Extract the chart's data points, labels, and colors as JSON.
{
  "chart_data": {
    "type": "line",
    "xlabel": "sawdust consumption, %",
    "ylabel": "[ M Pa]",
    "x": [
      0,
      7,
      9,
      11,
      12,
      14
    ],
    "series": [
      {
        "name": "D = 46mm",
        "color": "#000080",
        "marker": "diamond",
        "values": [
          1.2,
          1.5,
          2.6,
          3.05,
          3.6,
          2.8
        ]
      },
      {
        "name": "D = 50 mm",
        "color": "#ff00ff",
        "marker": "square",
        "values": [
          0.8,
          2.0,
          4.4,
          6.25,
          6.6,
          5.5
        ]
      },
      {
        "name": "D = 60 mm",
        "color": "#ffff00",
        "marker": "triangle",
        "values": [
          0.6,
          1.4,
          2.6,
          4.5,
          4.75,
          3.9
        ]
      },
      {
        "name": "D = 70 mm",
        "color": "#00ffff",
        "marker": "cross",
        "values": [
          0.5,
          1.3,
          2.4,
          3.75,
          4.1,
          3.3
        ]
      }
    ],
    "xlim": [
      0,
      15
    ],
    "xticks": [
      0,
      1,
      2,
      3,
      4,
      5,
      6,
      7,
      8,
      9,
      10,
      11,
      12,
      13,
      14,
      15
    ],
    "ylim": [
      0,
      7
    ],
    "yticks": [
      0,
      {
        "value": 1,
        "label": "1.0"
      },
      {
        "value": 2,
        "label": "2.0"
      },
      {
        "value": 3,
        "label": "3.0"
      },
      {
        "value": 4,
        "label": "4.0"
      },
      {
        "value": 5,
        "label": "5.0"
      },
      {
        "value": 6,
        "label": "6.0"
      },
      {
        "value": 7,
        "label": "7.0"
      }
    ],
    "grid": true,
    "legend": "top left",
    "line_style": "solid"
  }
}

###

OBJECTIVE: Identify the lines of the entries containing the string "name". Copy each such line.

ANSWER TO THIS EXERCISE:
        "name": "D = 46mm",
        "name": "D = 50 mm",
        "name": "D = 60 mm",
        "name": "D = 70 mm",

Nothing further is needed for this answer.